### EXERCISE AIM
Leaving out the pictures, transcribe all of the records faithfully.

-- INPUT DATA start --

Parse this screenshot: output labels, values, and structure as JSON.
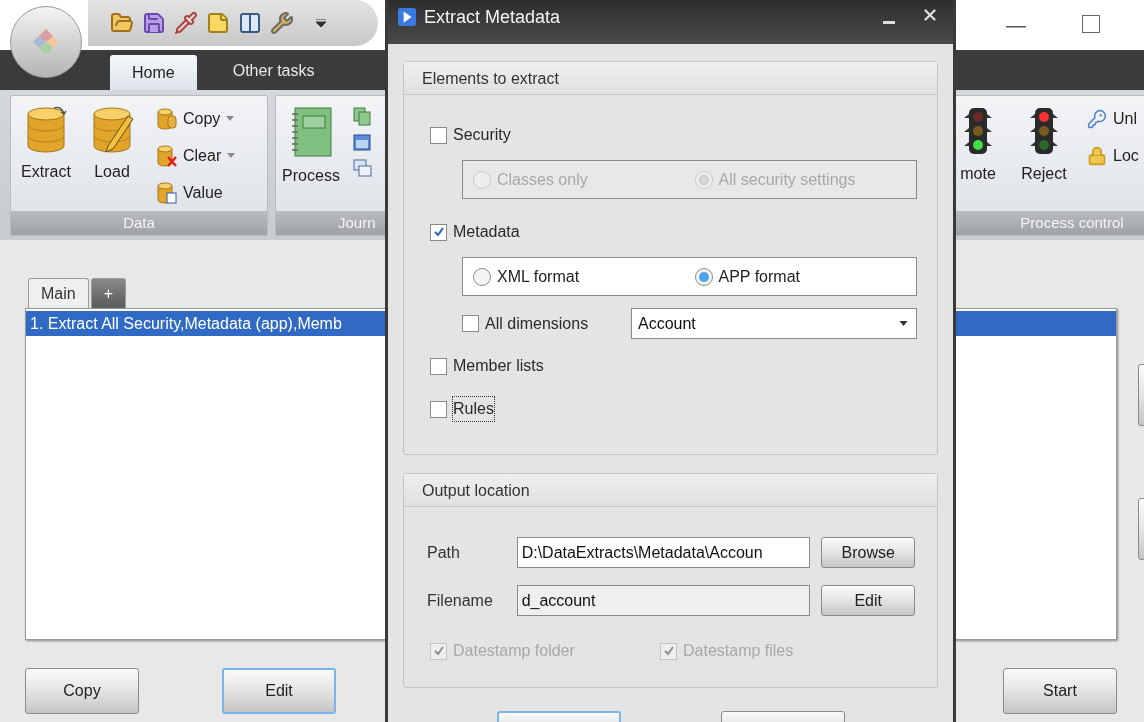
{
  "ribbon": {
    "tabs": [
      {
        "label": "Home",
        "selected": true
      },
      {
        "label": "Other tasks",
        "selected": false
      }
    ],
    "groups": [
      {
        "label": "Data",
        "items": [
          {
            "label": "Extract",
            "kind": "large"
          },
          {
            "label": "Load",
            "kind": "large"
          },
          {
            "label": "Copy",
            "kind": "small",
            "dropdown": true
          },
          {
            "label": "Clear",
            "kind": "small",
            "dropdown": true
          },
          {
            "label": "Value",
            "kind": "small",
            "dropdown": false
          }
        ]
      },
      {
        "label": "Journ",
        "items": [
          {
            "label": "Process",
            "kind": "large"
          }
        ]
      },
      {
        "label": "Process control",
        "items": [
          {
            "label": "mote",
            "kind": "large"
          },
          {
            "label": "Reject",
            "kind": "large"
          },
          {
            "label": "Unl",
            "kind": "small"
          },
          {
            "label": "Loc",
            "kind": "small"
          }
        ]
      }
    ]
  },
  "list_tabs": [
    {
      "label": "Main",
      "selected": true
    },
    {
      "label": "+",
      "selected": false
    }
  ],
  "list": [
    {
      "text": "1. Extract All Security,Metadata (app),Memb",
      "selected": true
    }
  ],
  "buttons": [
    {
      "label": "Copy",
      "focused": false
    },
    {
      "label": "Edit",
      "focused": true
    },
    {
      "label": "Start",
      "focused": false
    }
  ],
  "dialog": {
    "title": "Extract Metadata",
    "elements": {
      "title": "Elements to extract",
      "security": {
        "label": "Security",
        "checked": false
      },
      "security_scope": {
        "disabled": true,
        "options": [
          {
            "label": "Classes only",
            "selected": false
          },
          {
            "label": "All security settings",
            "selected": true
          }
        ]
      },
      "metadata": {
        "label": "Metadata",
        "checked": true
      },
      "metadata_format": {
        "disabled": false,
        "options": [
          {
            "label": "XML format",
            "selected": false
          },
          {
            "label": "APP format",
            "selected": true
          }
        ]
      },
      "all_dimensions": {
        "label": "All dimensions",
        "checked": false
      },
      "dimension": {
        "value": "Account"
      },
      "member_lists": {
        "label": "Member lists",
        "checked": false,
        "focused": false
      },
      "rules": {
        "label": "Rules",
        "checked": false,
        "focused": true
      }
    },
    "output": {
      "title": "Output location",
      "path": {
        "label": "Path",
        "value": "D:\\DataExtracts\\Metadata\\Accoun",
        "readonly": false,
        "button": "Browse"
      },
      "filename": {
        "label": "Filename",
        "value": "d_account",
        "readonly": true,
        "button": "Edit"
      },
      "datestamp": [
        {
          "label": "Datestamp folder",
          "checked": true,
          "disabled": true
        },
        {
          "label": "Datestamp files",
          "checked": true,
          "disabled": true
        }
      ]
    }
  }
}
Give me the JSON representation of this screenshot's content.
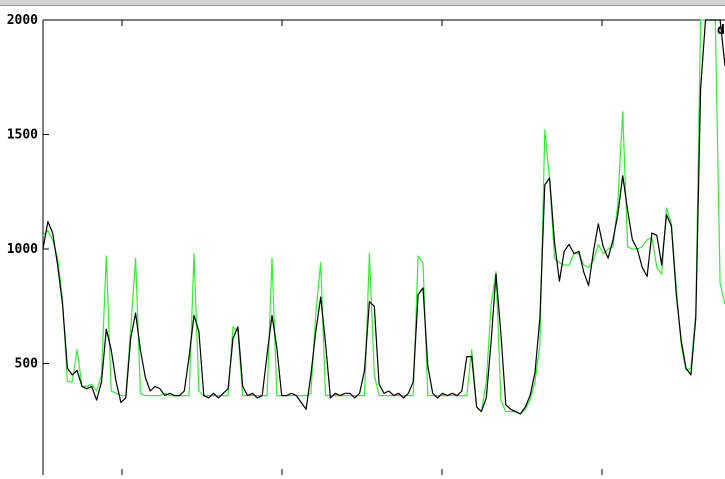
{
  "chart_data": {
    "type": "line",
    "title": "",
    "xlabel": "",
    "ylabel": "",
    "ylim": [
      0,
      2000
    ],
    "yticks": [
      500,
      1000,
      1500,
      2000
    ],
    "ytick_labels": [
      "500",
      "1000",
      "1500",
      "2000"
    ],
    "x_count": 200,
    "grid": false,
    "colors": {
      "black": "#000000",
      "green": "#33ee33"
    },
    "legend_fragment": "d",
    "series": [
      {
        "color": "#000000",
        "values": [
          1000,
          1120,
          1070,
          930,
          760,
          480,
          450,
          470,
          400,
          390,
          400,
          340,
          420,
          650,
          560,
          420,
          330,
          350,
          610,
          720,
          560,
          440,
          380,
          400,
          390,
          360,
          370,
          360,
          360,
          380,
          530,
          710,
          640,
          360,
          350,
          370,
          350,
          370,
          390,
          610,
          660,
          400,
          360,
          370,
          350,
          360,
          540,
          710,
          570,
          360,
          360,
          370,
          360,
          330,
          300,
          450,
          640,
          790,
          590,
          350,
          370,
          360,
          370,
          370,
          350,
          370,
          470,
          770,
          750,
          410,
          370,
          380,
          360,
          370,
          350,
          370,
          420,
          800,
          830,
          490,
          370,
          350,
          370,
          360,
          370,
          360,
          380,
          530,
          530,
          310,
          290,
          350,
          600,
          890,
          630,
          320,
          300,
          290,
          280,
          310,
          360,
          460,
          700,
          1280,
          1310,
          1030,
          860,
          990,
          1020,
          980,
          990,
          900,
          840,
          990,
          1110,
          1010,
          960,
          1040,
          1150,
          1320,
          1170,
          1040,
          1000,
          920,
          880,
          1070,
          1060,
          930,
          1150,
          1100,
          800,
          600,
          480,
          450,
          700,
          1700,
          2000,
          2000,
          2000,
          2000,
          1800
        ]
      },
      {
        "color": "#33ee33",
        "values": [
          1060,
          1080,
          1040,
          960,
          780,
          420,
          420,
          560,
          400,
          400,
          410,
          380,
          450,
          970,
          380,
          370,
          360,
          360,
          650,
          960,
          370,
          360,
          360,
          360,
          360,
          370,
          360,
          360,
          360,
          360,
          360,
          980,
          380,
          360,
          360,
          360,
          360,
          360,
          360,
          660,
          640,
          360,
          360,
          360,
          360,
          360,
          360,
          960,
          360,
          360,
          360,
          360,
          360,
          360,
          360,
          370,
          720,
          940,
          360,
          360,
          360,
          360,
          360,
          360,
          360,
          360,
          360,
          980,
          450,
          360,
          360,
          360,
          360,
          360,
          360,
          360,
          360,
          970,
          940,
          360,
          360,
          360,
          360,
          360,
          360,
          360,
          360,
          360,
          560,
          310,
          290,
          420,
          760,
          900,
          340,
          290,
          290,
          290,
          280,
          300,
          340,
          420,
          580,
          1520,
          1300,
          960,
          940,
          930,
          930,
          980,
          980,
          930,
          920,
          950,
          1020,
          980,
          1000,
          1010,
          1200,
          1600,
          1010,
          1000,
          1000,
          1010,
          1040,
          1050,
          920,
          890,
          1180,
          1110,
          830,
          580,
          470,
          480,
          720,
          2000,
          2000,
          2000,
          2000,
          850,
          760
        ]
      }
    ]
  }
}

-- INPUT DATA end --

### REPLY
Parse this screenshot: output labels, values, and structure as JSON.
{
  "ribbon": {
    "tabs": [
      {
        "label": "Home",
        "selected": true
      },
      {
        "label": "Other tasks",
        "selected": false
      }
    ],
    "groups": [
      {
        "label": "Data",
        "items": [
          {
            "label": "Extract",
            "kind": "large"
          },
          {
            "label": "Load",
            "kind": "large"
          },
          {
            "label": "Copy",
            "kind": "small",
            "dropdown": true
          },
          {
            "label": "Clear",
            "kind": "small",
            "dropdown": true
          },
          {
            "label": "Value",
            "kind": "small",
            "dropdown": false
          }
        ]
      },
      {
        "label": "Journ",
        "items": [
          {
            "label": "Process",
            "kind": "large"
          }
        ]
      },
      {
        "label": "Process control",
        "items": [
          {
            "label": "mote",
            "kind": "large"
          },
          {
            "label": "Reject",
            "kind": "large"
          },
          {
            "label": "Unl",
            "kind": "small"
          },
          {
            "label": "Loc",
            "kind": "small"
          }
        ]
      }
    ]
  },
  "list_tabs": [
    {
      "label": "Main",
      "selected": true
    },
    {
      "label": "+",
      "selected": false
    }
  ],
  "list": [
    {
      "text": "1. Extract All Security,Metadata (app),Memb",
      "selected": true
    }
  ],
  "buttons": [
    {
      "label": "Copy",
      "focused": false
    },
    {
      "label": "Edit",
      "focused": true
    },
    {
      "label": "Start",
      "focused": false
    }
  ],
  "dialog": {
    "title": "Extract Metadata",
    "elements": {
      "title": "Elements to extract",
      "security": {
        "label": "Security",
        "checked": false
      },
      "security_scope": {
        "disabled": true,
        "options": [
          {
            "label": "Classes only",
            "selected": false
          },
          {
            "label": "All security settings",
            "selected": true
          }
        ]
      },
      "metadata": {
        "label": "Metadata",
        "checked": true
      },
      "metadata_format": {
        "disabled": false,
        "options": [
          {
            "label": "XML format",
            "selected": false
          },
          {
            "label": "APP format",
            "selected": true
          }
        ]
      },
      "all_dimensions": {
        "label": "All dimensions",
        "checked": false
      },
      "dimension": {
        "value": "Account"
      },
      "member_lists": {
        "label": "Member lists",
        "checked": false,
        "focused": false
      },
      "rules": {
        "label": "Rules",
        "checked": false,
        "focused": true
      }
    },
    "output": {
      "title": "Output location",
      "path": {
        "label": "Path",
        "value": "D:\\DataExtracts\\Metadata\\Accoun",
        "readonly": false,
        "button": "Browse"
      },
      "filename": {
        "label": "Filename",
        "value": "d_account",
        "readonly": true,
        "button": "Edit"
      },
      "datestamp": [
        {
          "label": "Datestamp folder",
          "checked": true,
          "disabled": true
        },
        {
          "label": "Datestamp files",
          "checked": true,
          "disabled": true
        }
      ]
    }
  }
}
Give me the JSON representation of this screenshot's content.
{
  "chart_data": {
    "type": "line",
    "title": "",
    "xlabel": "",
    "ylabel": "",
    "ylim": [
      0,
      2000
    ],
    "yticks": [
      500,
      1000,
      1500,
      2000
    ],
    "ytick_labels": [
      "500",
      "1000",
      "1500",
      "2000"
    ],
    "x_count": 200,
    "grid": false,
    "colors": {
      "black": "#000000",
      "green": "#33ee33"
    },
    "legend_fragment": "d",
    "series": [
      {
        "color": "#000000",
        "values": [
          1000,
          1120,
          1070,
          930,
          760,
          480,
          450,
          470,
          400,
          390,
          400,
          340,
          420,
          650,
          560,
          420,
          330,
          350,
          610,
          720,
          560,
          440,
          380,
          400,
          390,
          360,
          370,
          360,
          360,
          380,
          530,
          710,
          640,
          360,
          350,
          370,
          350,
          370,
          390,
          610,
          660,
          400,
          360,
          370,
          350,
          360,
          540,
          710,
          570,
          360,
          360,
          370,
          360,
          330,
          300,
          450,
          640,
          790,
          590,
          350,
          370,
          360,
          370,
          370,
          350,
          370,
          470,
          770,
          750,
          410,
          370,
          380,
          360,
          370,
          350,
          370,
          420,
          800,
          830,
          490,
          370,
          350,
          370,
          360,
          370,
          360,
          380,
          530,
          530,
          310,
          290,
          350,
          600,
          890,
          630,
          320,
          300,
          290,
          280,
          310,
          360,
          460,
          700,
          1280,
          1310,
          1030,
          860,
          990,
          1020,
          980,
          990,
          900,
          840,
          990,
          1110,
          1010,
          960,
          1040,
          1150,
          1320,
          1170,
          1040,
          1000,
          920,
          880,
          1070,
          1060,
          930,
          1150,
          1100,
          800,
          600,
          480,
          450,
          700,
          1700,
          2000,
          2000,
          2000,
          2000,
          1800
        ]
      },
      {
        "color": "#33ee33",
        "values": [
          1060,
          1080,
          1040,
          960,
          780,
          420,
          420,
          560,
          400,
          400,
          410,
          380,
          450,
          970,
          380,
          370,
          360,
          360,
          650,
          960,
          370,
          360,
          360,
          360,
          360,
          370,
          360,
          360,
          360,
          360,
          360,
          980,
          380,
          360,
          360,
          360,
          360,
          360,
          360,
          660,
          640,
          360,
          360,
          360,
          360,
          360,
          360,
          960,
          360,
          360,
          360,
          360,
          360,
          360,
          360,
          370,
          720,
          940,
          360,
          360,
          360,
          360,
          360,
          360,
          360,
          360,
          360,
          980,
          450,
          360,
          360,
          360,
          360,
          360,
          360,
          360,
          360,
          970,
          940,
          360,
          360,
          360,
          360,
          360,
          360,
          360,
          360,
          360,
          560,
          310,
          290,
          420,
          760,
          900,
          340,
          290,
          290,
          290,
          280,
          300,
          340,
          420,
          580,
          1520,
          1300,
          960,
          940,
          930,
          930,
          980,
          980,
          930,
          920,
          950,
          1020,
          980,
          1000,
          1010,
          1200,
          1600,
          1010,
          1000,
          1000,
          1010,
          1040,
          1050,
          920,
          890,
          1180,
          1110,
          830,
          580,
          470,
          480,
          720,
          2000,
          2000,
          2000,
          2000,
          850,
          760
        ]
      }
    ]
  }
}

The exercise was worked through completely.